GIVEN PROBLEM =
Skip every picture, and copy exactly the lines from the one containing "Extract the structured" to the end of the data.
---
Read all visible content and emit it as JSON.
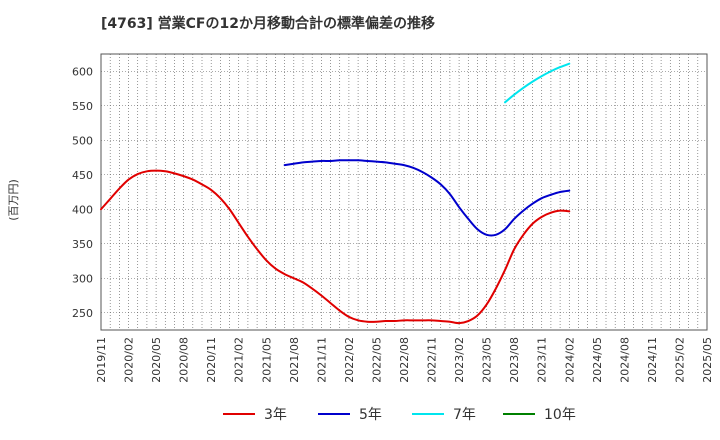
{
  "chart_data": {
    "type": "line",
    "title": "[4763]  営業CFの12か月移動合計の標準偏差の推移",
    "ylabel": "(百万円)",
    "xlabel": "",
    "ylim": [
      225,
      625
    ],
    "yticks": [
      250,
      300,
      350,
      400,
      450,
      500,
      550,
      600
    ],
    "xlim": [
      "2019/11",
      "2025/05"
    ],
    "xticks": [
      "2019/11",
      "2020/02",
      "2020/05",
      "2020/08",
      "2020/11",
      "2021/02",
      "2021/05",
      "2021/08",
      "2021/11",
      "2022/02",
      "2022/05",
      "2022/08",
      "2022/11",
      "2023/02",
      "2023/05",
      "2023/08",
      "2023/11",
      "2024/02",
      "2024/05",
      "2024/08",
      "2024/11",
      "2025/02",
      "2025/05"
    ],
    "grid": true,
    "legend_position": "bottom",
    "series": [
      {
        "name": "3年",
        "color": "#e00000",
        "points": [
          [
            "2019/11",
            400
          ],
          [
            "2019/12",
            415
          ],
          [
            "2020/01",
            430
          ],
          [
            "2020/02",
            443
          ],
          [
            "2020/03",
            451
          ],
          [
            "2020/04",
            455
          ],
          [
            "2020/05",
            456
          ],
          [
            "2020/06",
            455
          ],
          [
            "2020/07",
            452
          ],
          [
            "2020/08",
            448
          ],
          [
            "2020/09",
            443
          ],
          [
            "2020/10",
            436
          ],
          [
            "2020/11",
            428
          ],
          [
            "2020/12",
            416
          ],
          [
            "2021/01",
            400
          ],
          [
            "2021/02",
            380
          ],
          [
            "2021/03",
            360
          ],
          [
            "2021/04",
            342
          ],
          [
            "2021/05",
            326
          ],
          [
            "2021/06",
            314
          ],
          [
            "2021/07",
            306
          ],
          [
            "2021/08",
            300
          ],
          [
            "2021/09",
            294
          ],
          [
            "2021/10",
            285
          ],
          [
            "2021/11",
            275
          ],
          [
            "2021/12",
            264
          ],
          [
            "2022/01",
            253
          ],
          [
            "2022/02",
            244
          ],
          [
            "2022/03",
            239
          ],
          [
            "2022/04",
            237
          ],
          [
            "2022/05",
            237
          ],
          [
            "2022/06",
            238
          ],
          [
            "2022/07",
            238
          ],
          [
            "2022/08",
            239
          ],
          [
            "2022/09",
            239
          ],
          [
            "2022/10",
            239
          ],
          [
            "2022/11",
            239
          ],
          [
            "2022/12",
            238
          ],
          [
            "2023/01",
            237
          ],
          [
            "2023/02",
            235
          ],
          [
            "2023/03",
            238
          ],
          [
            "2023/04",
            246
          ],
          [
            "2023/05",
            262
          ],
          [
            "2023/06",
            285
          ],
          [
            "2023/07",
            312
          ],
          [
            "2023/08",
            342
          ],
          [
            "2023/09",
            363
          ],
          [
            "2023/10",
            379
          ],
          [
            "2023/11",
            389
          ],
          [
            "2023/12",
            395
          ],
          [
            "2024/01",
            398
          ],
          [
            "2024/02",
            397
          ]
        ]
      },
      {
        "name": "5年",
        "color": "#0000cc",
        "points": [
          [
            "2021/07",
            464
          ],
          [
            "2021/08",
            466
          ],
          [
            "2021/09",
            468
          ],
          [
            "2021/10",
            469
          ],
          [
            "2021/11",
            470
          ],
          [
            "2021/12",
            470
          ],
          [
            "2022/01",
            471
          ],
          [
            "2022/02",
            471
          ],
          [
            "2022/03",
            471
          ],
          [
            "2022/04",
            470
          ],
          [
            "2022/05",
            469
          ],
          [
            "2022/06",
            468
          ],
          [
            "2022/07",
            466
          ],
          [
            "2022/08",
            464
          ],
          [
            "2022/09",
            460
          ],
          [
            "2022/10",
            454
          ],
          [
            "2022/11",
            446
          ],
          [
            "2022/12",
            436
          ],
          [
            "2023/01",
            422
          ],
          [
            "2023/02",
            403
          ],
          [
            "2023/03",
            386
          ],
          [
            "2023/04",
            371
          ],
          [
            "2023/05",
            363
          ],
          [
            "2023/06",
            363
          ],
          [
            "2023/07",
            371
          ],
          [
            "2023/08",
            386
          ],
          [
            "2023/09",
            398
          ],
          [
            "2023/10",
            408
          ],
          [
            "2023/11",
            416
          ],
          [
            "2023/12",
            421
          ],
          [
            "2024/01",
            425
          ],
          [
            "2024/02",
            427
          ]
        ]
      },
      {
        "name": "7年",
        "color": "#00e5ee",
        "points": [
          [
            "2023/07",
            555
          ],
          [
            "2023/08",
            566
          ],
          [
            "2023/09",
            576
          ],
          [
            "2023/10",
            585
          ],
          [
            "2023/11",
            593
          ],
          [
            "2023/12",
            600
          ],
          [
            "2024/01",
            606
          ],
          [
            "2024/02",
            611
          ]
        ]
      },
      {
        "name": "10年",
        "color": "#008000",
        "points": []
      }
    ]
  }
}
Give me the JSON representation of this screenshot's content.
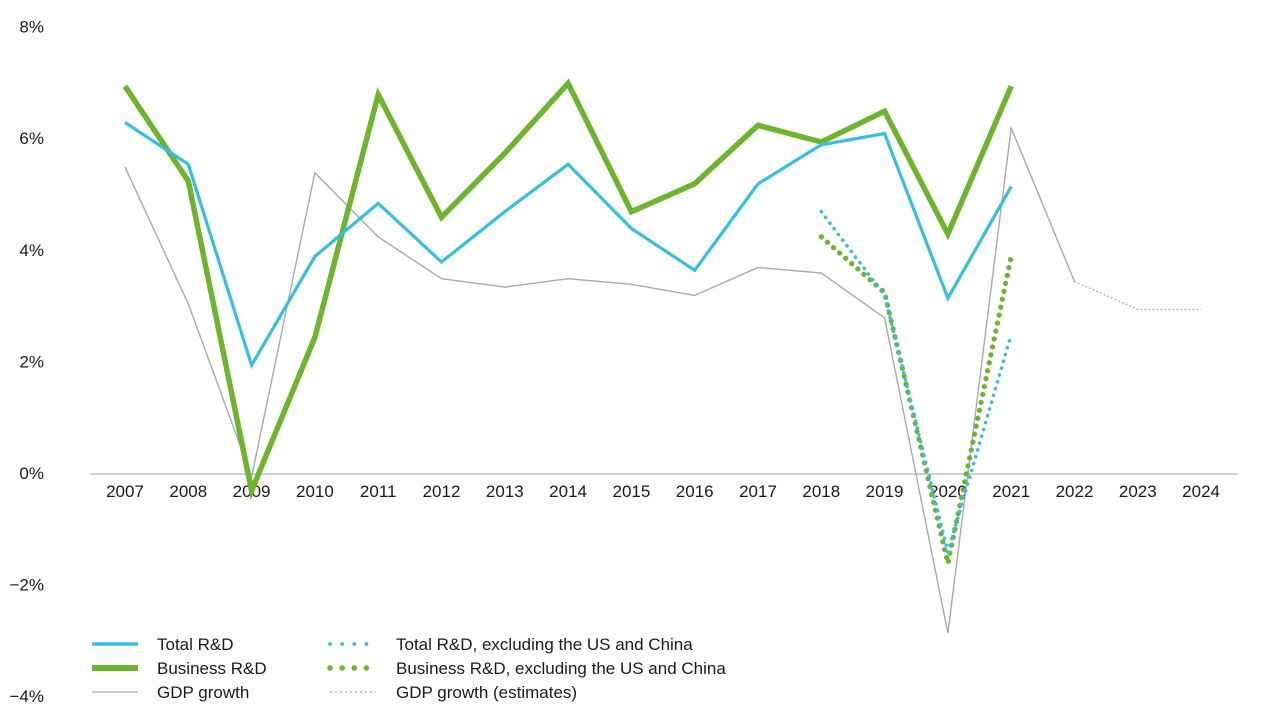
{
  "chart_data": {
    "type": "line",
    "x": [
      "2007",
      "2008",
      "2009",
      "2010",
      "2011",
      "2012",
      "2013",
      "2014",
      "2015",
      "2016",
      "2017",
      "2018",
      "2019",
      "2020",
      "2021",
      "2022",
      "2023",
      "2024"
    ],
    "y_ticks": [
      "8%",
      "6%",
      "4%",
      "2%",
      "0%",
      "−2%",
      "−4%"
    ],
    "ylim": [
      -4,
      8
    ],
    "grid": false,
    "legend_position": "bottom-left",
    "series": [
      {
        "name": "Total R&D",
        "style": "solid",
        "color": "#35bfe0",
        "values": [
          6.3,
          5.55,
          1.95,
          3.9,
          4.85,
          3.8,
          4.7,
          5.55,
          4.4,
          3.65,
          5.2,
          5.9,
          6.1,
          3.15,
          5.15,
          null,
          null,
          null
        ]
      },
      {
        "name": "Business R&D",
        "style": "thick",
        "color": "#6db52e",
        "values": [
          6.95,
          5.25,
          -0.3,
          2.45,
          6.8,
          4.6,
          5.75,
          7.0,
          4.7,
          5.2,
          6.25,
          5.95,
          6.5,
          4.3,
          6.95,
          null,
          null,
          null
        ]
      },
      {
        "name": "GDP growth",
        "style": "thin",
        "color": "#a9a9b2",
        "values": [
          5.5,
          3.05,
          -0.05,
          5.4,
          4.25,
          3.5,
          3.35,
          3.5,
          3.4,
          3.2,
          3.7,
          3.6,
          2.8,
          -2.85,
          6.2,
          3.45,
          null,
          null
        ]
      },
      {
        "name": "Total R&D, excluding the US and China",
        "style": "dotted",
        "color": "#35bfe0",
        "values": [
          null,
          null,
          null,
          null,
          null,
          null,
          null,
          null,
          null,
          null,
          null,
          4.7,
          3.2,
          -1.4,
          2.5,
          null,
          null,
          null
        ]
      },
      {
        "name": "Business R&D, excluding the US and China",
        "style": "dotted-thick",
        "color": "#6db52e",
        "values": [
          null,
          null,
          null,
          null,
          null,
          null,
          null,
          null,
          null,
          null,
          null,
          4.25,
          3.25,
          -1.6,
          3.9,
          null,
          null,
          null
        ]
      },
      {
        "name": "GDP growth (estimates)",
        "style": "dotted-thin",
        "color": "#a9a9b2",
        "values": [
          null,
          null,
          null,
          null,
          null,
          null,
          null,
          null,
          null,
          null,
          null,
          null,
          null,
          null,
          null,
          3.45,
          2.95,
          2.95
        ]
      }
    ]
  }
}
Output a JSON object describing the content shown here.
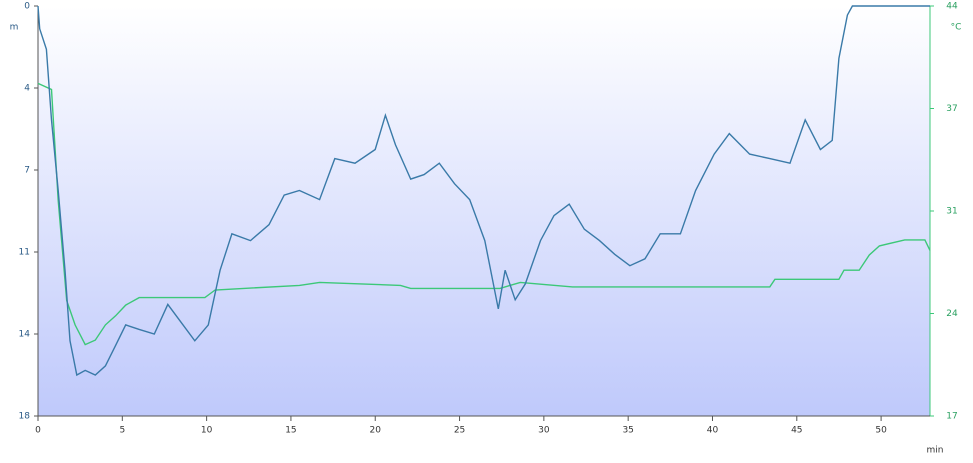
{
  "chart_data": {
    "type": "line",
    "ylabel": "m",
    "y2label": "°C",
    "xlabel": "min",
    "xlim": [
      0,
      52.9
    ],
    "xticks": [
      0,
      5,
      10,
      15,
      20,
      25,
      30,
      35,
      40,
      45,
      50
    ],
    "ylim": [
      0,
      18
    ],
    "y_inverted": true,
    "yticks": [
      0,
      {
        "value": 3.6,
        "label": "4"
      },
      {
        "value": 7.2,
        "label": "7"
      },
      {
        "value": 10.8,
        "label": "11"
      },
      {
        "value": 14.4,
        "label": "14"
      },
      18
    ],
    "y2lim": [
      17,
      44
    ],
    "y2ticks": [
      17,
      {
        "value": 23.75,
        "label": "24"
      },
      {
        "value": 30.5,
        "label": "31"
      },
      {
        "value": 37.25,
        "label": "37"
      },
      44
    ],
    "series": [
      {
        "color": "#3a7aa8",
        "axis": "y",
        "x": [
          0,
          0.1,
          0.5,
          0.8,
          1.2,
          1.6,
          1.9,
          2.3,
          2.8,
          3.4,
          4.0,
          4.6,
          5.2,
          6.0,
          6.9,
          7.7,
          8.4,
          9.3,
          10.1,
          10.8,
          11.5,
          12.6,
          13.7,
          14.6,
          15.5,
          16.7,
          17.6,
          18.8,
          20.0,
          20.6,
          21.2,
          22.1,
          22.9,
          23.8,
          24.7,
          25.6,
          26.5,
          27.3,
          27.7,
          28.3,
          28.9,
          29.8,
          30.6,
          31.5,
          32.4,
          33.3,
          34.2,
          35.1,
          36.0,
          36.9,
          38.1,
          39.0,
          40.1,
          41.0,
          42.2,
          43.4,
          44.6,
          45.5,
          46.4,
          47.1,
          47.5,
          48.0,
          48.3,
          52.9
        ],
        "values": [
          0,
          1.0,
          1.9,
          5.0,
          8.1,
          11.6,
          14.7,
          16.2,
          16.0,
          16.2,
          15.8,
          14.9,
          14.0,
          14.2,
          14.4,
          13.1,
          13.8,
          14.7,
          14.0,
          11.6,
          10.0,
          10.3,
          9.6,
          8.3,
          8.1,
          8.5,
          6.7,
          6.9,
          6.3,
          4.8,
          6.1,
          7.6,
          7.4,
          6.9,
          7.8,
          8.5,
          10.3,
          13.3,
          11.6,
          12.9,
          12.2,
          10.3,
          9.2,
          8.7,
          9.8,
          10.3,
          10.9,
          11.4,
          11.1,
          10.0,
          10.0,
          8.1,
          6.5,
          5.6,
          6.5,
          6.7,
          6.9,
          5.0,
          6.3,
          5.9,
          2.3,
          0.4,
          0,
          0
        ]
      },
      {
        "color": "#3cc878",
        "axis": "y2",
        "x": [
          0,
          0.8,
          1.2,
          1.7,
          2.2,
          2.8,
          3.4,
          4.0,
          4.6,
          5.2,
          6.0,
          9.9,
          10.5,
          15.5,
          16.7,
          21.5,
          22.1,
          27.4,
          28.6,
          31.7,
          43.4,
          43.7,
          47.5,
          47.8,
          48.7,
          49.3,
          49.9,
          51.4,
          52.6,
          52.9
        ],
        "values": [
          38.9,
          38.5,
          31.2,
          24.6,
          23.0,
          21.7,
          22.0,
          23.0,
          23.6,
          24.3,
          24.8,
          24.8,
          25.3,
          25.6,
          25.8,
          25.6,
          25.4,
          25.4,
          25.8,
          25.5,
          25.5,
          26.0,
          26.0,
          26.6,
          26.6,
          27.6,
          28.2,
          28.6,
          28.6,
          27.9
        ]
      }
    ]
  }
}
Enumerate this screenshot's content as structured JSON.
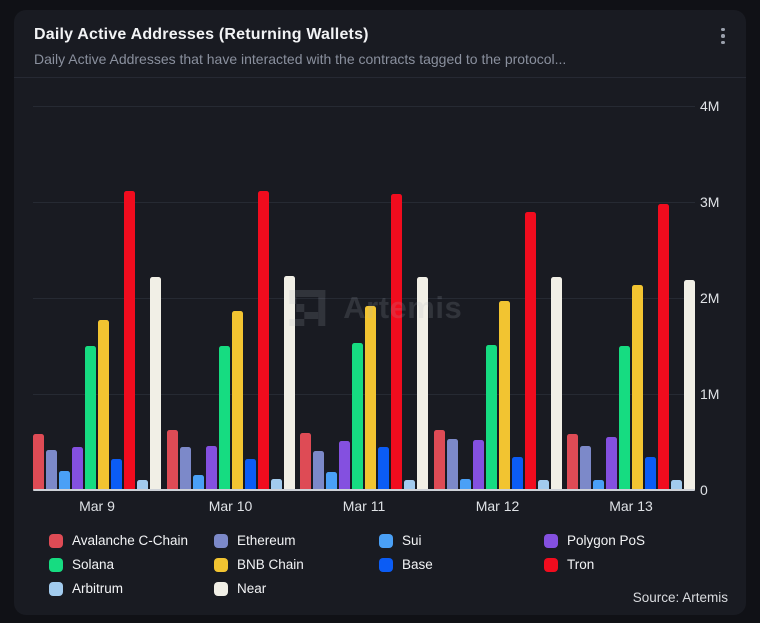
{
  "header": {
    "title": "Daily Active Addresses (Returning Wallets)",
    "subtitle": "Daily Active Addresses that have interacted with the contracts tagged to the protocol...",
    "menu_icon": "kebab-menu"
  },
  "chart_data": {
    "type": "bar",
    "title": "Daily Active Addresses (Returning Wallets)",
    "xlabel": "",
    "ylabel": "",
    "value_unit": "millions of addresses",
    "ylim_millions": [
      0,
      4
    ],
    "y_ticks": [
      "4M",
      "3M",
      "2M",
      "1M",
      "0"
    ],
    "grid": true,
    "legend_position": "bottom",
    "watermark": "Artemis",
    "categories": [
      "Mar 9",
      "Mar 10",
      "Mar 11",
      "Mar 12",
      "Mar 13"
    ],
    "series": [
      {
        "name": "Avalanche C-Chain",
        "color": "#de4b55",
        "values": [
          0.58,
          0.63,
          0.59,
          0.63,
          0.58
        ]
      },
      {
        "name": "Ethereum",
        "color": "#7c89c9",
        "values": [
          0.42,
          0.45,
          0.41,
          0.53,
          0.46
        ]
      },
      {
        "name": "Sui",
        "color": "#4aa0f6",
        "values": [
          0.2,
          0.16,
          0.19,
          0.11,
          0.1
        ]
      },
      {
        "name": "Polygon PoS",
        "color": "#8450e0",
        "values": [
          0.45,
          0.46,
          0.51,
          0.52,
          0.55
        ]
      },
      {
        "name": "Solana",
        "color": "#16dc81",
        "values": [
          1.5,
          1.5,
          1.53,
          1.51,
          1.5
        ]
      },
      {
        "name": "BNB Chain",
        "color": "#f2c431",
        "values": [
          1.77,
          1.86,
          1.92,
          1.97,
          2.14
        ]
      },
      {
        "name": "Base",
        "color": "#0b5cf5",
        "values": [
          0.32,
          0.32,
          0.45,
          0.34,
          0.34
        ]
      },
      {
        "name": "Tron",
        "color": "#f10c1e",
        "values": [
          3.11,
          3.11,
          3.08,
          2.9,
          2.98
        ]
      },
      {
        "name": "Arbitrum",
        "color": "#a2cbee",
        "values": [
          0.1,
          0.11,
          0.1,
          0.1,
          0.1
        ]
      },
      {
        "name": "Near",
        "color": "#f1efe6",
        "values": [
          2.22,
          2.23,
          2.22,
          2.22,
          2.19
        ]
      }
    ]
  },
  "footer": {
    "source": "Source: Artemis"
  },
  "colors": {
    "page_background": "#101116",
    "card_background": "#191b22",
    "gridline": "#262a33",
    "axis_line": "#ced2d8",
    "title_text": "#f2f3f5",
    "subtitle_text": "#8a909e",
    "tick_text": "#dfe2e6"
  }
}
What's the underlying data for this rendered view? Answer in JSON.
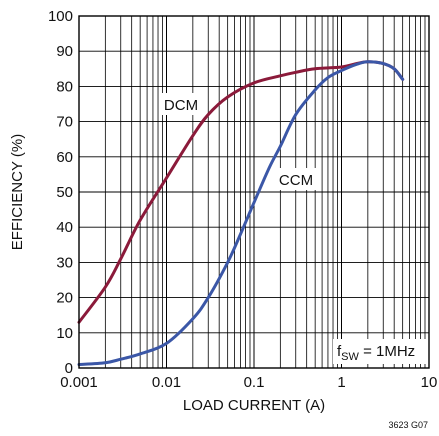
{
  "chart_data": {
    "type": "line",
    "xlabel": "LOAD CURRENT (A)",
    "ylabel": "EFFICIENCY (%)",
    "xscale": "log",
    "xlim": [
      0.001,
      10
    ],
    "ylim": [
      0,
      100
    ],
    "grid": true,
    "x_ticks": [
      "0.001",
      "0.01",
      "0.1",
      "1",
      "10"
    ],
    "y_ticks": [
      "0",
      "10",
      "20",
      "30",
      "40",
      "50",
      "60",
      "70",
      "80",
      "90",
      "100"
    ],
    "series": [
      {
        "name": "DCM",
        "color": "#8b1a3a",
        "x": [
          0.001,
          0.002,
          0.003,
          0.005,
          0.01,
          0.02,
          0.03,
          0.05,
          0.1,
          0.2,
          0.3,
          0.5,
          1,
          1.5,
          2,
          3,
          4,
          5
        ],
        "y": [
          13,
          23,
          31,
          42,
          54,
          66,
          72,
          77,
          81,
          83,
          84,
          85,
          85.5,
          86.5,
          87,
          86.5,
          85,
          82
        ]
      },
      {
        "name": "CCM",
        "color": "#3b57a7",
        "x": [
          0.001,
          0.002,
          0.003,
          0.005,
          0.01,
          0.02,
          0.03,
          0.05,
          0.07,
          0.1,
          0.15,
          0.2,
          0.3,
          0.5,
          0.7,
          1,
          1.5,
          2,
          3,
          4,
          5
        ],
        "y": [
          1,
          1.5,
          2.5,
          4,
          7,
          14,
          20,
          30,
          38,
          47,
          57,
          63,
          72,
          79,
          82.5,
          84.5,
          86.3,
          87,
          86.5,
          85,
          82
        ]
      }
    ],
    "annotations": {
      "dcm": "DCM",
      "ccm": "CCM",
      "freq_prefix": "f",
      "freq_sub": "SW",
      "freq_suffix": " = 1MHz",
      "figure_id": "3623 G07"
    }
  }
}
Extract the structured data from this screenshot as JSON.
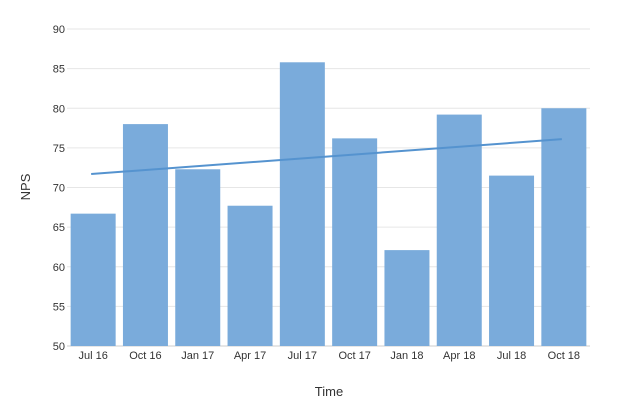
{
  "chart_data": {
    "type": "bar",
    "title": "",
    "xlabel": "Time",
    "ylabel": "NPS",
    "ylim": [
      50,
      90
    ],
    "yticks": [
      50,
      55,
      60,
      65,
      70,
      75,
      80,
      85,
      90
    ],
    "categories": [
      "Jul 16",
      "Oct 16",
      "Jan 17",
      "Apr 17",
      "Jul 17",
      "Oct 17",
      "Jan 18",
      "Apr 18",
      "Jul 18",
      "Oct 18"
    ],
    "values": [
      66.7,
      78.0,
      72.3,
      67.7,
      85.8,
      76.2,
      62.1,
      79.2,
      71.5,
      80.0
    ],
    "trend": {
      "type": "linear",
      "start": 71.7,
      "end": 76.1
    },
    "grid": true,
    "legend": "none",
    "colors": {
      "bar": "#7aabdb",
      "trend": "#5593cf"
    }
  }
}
---
THE RESPONSE =
Extract the structured data from this screenshot as JSON.
{
  "chart_data": {
    "type": "bar",
    "title": "",
    "xlabel": "Time",
    "ylabel": "NPS",
    "ylim": [
      50,
      90
    ],
    "yticks": [
      50,
      55,
      60,
      65,
      70,
      75,
      80,
      85,
      90
    ],
    "categories": [
      "Jul 16",
      "Oct 16",
      "Jan 17",
      "Apr 17",
      "Jul 17",
      "Oct 17",
      "Jan 18",
      "Apr 18",
      "Jul 18",
      "Oct 18"
    ],
    "values": [
      66.7,
      78.0,
      72.3,
      67.7,
      85.8,
      76.2,
      62.1,
      79.2,
      71.5,
      80.0
    ],
    "trend": {
      "type": "linear",
      "start": 71.7,
      "end": 76.1
    },
    "grid": true,
    "legend": "none",
    "colors": {
      "bar": "#7aabdb",
      "trend": "#5593cf"
    }
  }
}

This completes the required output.